Required task: Report all lines holding "file".

Records from a data source
================================

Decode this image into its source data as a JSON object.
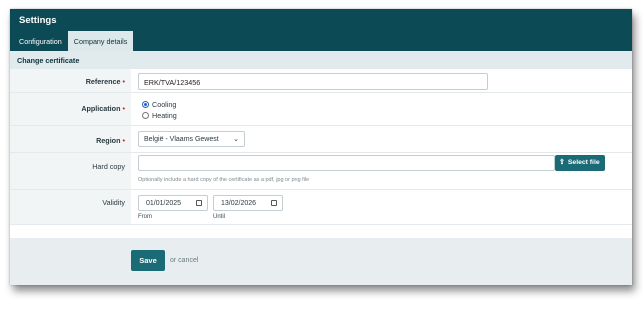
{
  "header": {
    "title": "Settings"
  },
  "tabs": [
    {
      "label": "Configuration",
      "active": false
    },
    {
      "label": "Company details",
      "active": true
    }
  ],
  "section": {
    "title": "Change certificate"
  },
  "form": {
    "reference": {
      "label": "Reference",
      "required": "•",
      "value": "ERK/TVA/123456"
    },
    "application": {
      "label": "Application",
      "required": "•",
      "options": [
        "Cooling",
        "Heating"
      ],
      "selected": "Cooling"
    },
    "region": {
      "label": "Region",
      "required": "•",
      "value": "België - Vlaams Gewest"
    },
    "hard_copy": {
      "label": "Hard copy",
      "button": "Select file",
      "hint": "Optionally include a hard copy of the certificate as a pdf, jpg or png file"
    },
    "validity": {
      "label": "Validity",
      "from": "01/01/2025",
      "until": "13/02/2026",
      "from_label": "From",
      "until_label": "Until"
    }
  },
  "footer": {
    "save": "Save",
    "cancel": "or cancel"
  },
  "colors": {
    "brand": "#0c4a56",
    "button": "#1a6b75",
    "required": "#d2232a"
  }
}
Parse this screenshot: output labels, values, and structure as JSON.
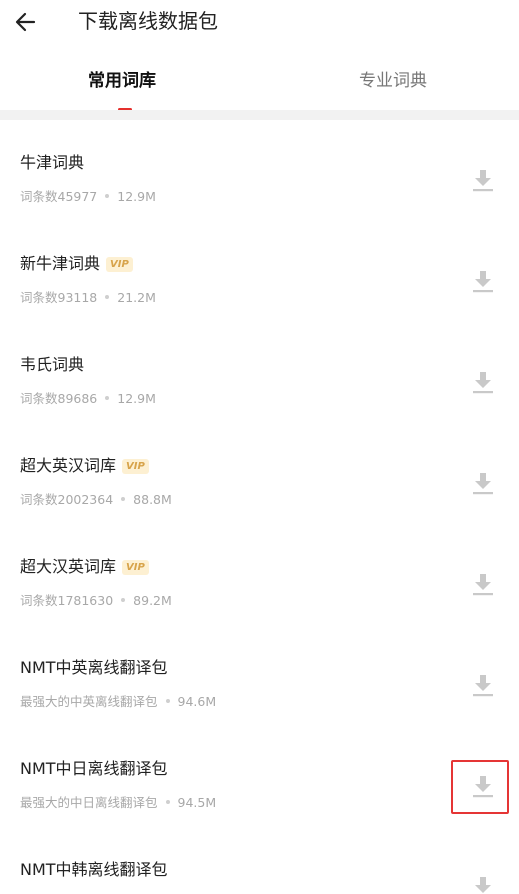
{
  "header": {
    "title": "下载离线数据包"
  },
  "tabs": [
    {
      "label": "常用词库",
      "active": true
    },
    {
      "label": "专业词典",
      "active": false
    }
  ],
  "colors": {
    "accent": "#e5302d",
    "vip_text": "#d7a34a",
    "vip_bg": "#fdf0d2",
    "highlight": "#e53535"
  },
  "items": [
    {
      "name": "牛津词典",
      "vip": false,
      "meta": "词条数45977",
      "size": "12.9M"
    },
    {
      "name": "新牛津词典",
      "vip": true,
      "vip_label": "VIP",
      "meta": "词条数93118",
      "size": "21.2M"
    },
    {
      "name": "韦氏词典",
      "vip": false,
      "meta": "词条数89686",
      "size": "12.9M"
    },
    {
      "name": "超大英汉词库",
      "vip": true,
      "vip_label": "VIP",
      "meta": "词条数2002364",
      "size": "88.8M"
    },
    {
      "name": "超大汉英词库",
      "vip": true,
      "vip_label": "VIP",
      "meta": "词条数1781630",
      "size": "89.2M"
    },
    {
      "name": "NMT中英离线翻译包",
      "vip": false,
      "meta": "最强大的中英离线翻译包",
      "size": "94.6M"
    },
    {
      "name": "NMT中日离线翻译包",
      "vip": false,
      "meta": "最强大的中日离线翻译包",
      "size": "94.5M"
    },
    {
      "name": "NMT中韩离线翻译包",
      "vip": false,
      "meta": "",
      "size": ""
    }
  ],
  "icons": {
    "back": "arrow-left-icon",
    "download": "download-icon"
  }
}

================================

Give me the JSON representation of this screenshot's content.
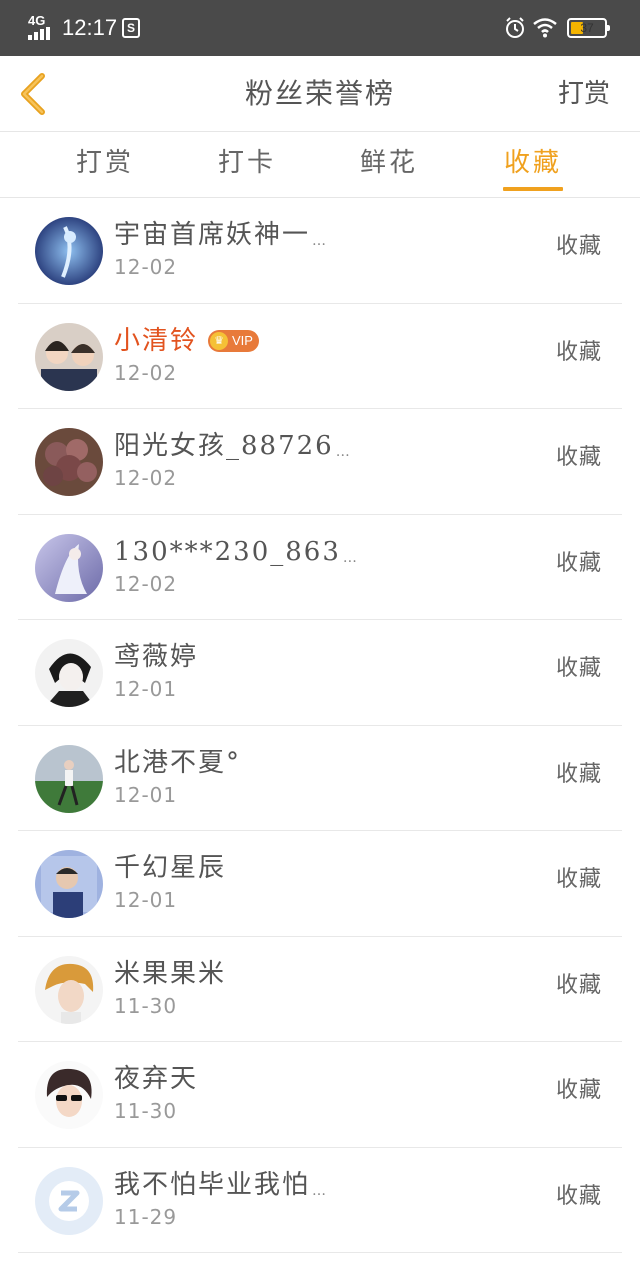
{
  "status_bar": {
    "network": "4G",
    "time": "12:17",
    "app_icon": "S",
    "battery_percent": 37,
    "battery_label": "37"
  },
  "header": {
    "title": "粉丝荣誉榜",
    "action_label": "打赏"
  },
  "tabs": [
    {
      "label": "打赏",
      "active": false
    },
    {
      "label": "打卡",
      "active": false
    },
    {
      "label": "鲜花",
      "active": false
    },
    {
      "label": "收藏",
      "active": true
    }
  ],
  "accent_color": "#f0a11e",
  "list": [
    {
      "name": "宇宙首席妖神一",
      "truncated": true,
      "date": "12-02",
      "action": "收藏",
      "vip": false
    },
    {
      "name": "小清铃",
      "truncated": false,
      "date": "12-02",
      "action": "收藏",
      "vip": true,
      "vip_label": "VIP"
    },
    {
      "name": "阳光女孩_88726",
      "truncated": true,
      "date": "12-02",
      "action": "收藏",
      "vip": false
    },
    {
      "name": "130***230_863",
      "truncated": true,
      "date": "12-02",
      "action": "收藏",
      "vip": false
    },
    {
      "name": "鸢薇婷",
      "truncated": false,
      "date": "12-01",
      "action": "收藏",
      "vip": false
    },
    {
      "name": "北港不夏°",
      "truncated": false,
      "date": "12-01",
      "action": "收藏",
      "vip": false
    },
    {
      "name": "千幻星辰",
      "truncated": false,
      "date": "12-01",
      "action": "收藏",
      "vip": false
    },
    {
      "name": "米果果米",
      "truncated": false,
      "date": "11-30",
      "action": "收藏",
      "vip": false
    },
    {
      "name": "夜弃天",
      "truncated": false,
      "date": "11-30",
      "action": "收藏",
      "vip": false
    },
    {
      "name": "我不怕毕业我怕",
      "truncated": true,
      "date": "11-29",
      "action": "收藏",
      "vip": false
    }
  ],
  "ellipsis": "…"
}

================================

Output for this task:
      "button": "Select file",
      "hint": "Optionally include a hard copy of the certificate as a pdf, jpg or png file"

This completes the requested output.